Perhaps this:
(* transfer function *)
tf = (1/2 s + 1/10)/s // Simplify;
(* the input *)
in = LaplaceTransform[Sin[w t], t, s];
(* output in t domain *)
outt = InverseLaplaceTransform[tf in, s, t];
(* the integral of the output in the t domain *)
(* note division by s to get integral *)
outtIntegral = InverseLaplaceTransform[tf in/s, s, t];
(* the mean value over the first n periods of the input *)
Simplify[outtIntegral/n /. t -> n 2 Pi/w, n \[Element] Integers]
(* \[Pi]/(5 w^2) *)
Edit: Sorry, the integral was over t = 0 to n 2 Pi/w, so that is the normalization period.
(the mean value over the first n periods of the input)

[Spatial annotation records]

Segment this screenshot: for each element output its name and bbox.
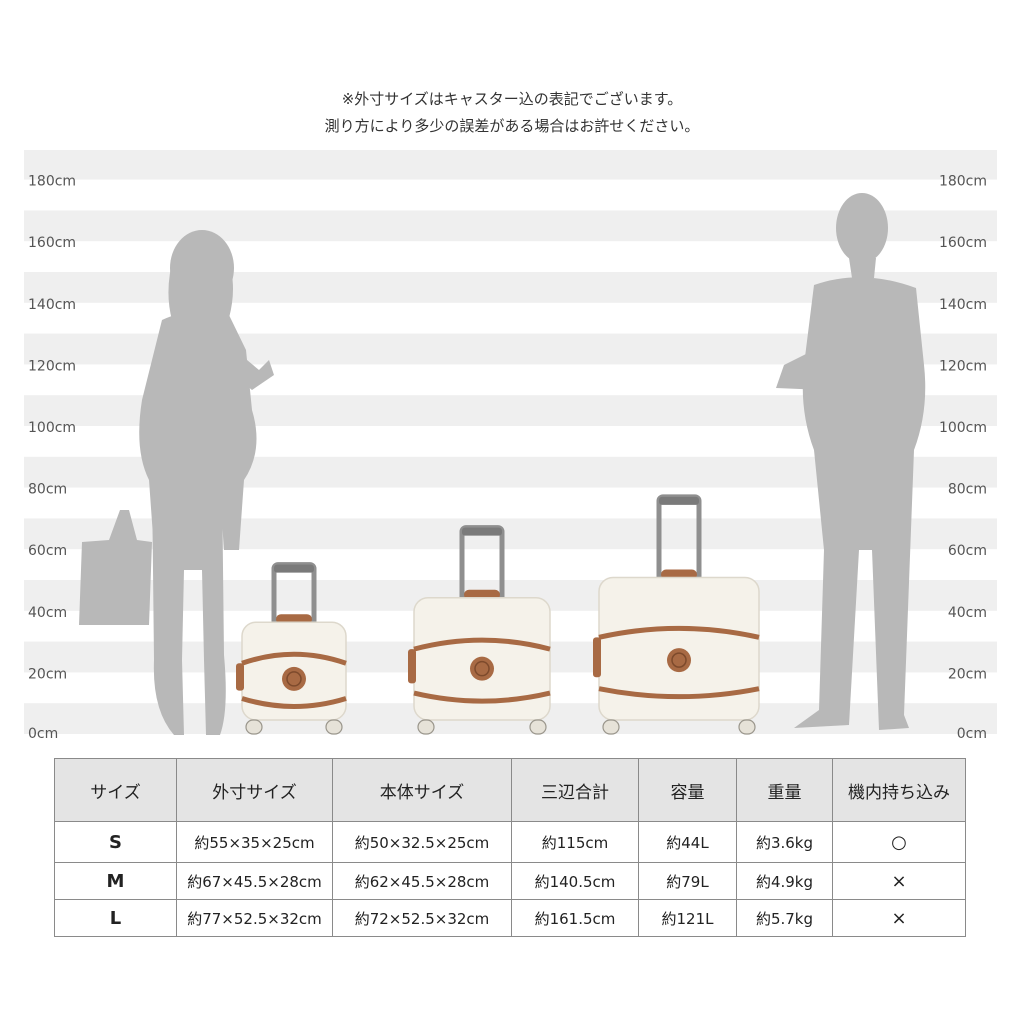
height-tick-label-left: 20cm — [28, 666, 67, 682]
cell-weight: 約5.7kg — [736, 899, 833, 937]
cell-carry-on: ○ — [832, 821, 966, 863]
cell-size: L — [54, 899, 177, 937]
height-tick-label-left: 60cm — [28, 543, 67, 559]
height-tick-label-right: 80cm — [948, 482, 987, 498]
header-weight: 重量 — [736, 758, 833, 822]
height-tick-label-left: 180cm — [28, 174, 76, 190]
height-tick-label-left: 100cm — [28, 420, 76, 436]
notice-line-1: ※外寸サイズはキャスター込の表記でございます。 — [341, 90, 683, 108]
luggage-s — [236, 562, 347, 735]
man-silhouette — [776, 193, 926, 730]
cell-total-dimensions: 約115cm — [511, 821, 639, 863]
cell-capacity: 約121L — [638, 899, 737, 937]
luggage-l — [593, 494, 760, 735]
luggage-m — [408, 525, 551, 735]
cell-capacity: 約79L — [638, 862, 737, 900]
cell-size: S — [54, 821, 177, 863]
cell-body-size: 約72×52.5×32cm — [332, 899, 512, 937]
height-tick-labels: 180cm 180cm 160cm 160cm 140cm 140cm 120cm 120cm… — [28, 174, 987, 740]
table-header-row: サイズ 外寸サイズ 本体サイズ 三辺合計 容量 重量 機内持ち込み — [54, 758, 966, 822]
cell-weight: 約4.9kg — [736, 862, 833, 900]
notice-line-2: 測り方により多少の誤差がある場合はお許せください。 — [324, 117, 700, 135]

**Task instructions:**
In the forum post, list every variable name that the code assigns a value to with "=".

**Task solution:**
tf, in, outt, outtIntegral